╔══

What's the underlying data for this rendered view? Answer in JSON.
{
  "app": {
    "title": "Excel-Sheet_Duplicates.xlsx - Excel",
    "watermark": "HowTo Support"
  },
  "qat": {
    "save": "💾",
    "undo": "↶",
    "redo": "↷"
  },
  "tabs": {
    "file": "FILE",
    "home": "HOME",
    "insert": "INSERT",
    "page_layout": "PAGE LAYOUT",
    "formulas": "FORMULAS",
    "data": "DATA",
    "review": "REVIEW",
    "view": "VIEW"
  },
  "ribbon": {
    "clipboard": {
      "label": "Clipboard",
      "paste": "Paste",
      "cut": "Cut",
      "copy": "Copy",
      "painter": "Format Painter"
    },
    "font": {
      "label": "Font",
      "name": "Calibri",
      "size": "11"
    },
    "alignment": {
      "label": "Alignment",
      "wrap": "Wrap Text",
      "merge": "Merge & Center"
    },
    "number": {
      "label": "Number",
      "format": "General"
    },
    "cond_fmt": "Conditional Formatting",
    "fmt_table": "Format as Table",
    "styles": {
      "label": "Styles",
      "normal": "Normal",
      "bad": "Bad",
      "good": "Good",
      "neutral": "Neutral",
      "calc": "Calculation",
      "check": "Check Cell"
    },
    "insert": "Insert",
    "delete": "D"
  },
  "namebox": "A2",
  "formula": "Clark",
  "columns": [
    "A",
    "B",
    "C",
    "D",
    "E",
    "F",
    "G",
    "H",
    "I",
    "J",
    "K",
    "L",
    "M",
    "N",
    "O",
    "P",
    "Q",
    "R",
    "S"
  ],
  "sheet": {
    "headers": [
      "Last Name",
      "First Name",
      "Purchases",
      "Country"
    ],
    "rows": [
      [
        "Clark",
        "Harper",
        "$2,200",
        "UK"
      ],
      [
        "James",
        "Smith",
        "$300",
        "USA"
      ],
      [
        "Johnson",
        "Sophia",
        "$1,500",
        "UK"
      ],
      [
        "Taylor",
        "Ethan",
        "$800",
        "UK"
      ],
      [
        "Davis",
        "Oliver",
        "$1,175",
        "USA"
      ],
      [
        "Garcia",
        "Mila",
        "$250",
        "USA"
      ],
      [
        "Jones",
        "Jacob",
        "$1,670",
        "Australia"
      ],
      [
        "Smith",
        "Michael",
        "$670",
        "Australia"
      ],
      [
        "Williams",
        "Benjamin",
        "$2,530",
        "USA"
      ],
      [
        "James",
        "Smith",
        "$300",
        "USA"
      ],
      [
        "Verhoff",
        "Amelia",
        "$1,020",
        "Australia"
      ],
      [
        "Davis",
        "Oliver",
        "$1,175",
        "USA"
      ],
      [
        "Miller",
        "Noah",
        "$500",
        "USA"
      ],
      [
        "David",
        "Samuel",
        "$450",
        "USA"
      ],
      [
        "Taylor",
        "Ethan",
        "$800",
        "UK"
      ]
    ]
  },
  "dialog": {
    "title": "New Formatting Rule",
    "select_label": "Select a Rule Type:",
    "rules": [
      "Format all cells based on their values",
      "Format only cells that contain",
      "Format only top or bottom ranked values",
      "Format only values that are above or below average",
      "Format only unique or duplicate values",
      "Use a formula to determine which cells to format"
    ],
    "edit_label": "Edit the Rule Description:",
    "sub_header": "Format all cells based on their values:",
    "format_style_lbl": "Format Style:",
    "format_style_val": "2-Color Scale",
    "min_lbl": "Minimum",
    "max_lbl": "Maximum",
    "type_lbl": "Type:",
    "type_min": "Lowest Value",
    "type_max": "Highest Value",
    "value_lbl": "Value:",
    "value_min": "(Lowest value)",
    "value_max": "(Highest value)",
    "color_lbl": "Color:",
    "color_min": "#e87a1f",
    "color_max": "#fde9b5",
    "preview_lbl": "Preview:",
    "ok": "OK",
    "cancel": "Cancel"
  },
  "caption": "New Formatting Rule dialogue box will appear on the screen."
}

╚══

# The problem
Could the data above be set down exactly, in full?

# Response for this exercise
What's the underlying data for this rendered view? Answer in JSON.
{
  "app": {
    "title": "Excel-Sheet_Duplicates.xlsx - Excel",
    "watermark": "HowTo Support"
  },
  "qat": {
    "save": "💾",
    "undo": "↶",
    "redo": "↷"
  },
  "tabs": {
    "file": "FILE",
    "home": "HOME",
    "insert": "INSERT",
    "page_layout": "PAGE LAYOUT",
    "formulas": "FORMULAS",
    "data": "DATA",
    "review": "REVIEW",
    "view": "VIEW"
  },
  "ribbon": {
    "clipboard": {
      "label": "Clipboard",
      "paste": "Paste",
      "cut": "Cut",
      "copy": "Copy",
      "painter": "Format Painter"
    },
    "font": {
      "label": "Font",
      "name": "Calibri",
      "size": "11"
    },
    "alignment": {
      "label": "Alignment",
      "wrap": "Wrap Text",
      "merge": "Merge & Center"
    },
    "number": {
      "label": "Number",
      "format": "General"
    },
    "cond_fmt": "Conditional Formatting",
    "fmt_table": "Format as Table",
    "styles": {
      "label": "Styles",
      "normal": "Normal",
      "bad": "Bad",
      "good": "Good",
      "neutral": "Neutral",
      "calc": "Calculation",
      "check": "Check Cell"
    },
    "insert": "Insert",
    "delete": "D"
  },
  "namebox": "A2",
  "formula": "Clark",
  "columns": [
    "A",
    "B",
    "C",
    "D",
    "E",
    "F",
    "G",
    "H",
    "I",
    "J",
    "K",
    "L",
    "M",
    "N",
    "O",
    "P",
    "Q",
    "R",
    "S"
  ],
  "sheet": {
    "headers": [
      "Last Name",
      "First Name",
      "Purchases",
      "Country"
    ],
    "rows": [
      [
        "Clark",
        "Harper",
        "$2,200",
        "UK"
      ],
      [
        "James",
        "Smith",
        "$300",
        "USA"
      ],
      [
        "Johnson",
        "Sophia",
        "$1,500",
        "UK"
      ],
      [
        "Taylor",
        "Ethan",
        "$800",
        "UK"
      ],
      [
        "Davis",
        "Oliver",
        "$1,175",
        "USA"
      ],
      [
        "Garcia",
        "Mila",
        "$250",
        "USA"
      ],
      [
        "Jones",
        "Jacob",
        "$1,670",
        "Australia"
      ],
      [
        "Smith",
        "Michael",
        "$670",
        "Australia"
      ],
      [
        "Williams",
        "Benjamin",
        "$2,530",
        "USA"
      ],
      [
        "James",
        "Smith",
        "$300",
        "USA"
      ],
      [
        "Verhoff",
        "Amelia",
        "$1,020",
        "Australia"
      ],
      [
        "Davis",
        "Oliver",
        "$1,175",
        "USA"
      ],
      [
        "Miller",
        "Noah",
        "$500",
        "USA"
      ],
      [
        "David",
        "Samuel",
        "$450",
        "USA"
      ],
      [
        "Taylor",
        "Ethan",
        "$800",
        "UK"
      ]
    ]
  },
  "dialog": {
    "title": "New Formatting Rule",
    "select_label": "Select a Rule Type:",
    "rules": [
      "Format all cells based on their values",
      "Format only cells that contain",
      "Format only top or bottom ranked values",
      "Format only values that are above or below average",
      "Format only unique or duplicate values",
      "Use a formula to determine which cells to format"
    ],
    "edit_label": "Edit the Rule Description:",
    "sub_header": "Format all cells based on their values:",
    "format_style_lbl": "Format Style:",
    "format_style_val": "2-Color Scale",
    "min_lbl": "Minimum",
    "max_lbl": "Maximum",
    "type_lbl": "Type:",
    "type_min": "Lowest Value",
    "type_max": "Highest Value",
    "value_lbl": "Value:",
    "value_min": "(Lowest value)",
    "value_max": "(Highest value)",
    "color_lbl": "Color:",
    "color_min": "#e87a1f",
    "color_max": "#fde9b5",
    "preview_lbl": "Preview:",
    "ok": "OK",
    "cancel": "Cancel"
  },
  "caption": "New Formatting Rule dialogue box will appear on the screen."
}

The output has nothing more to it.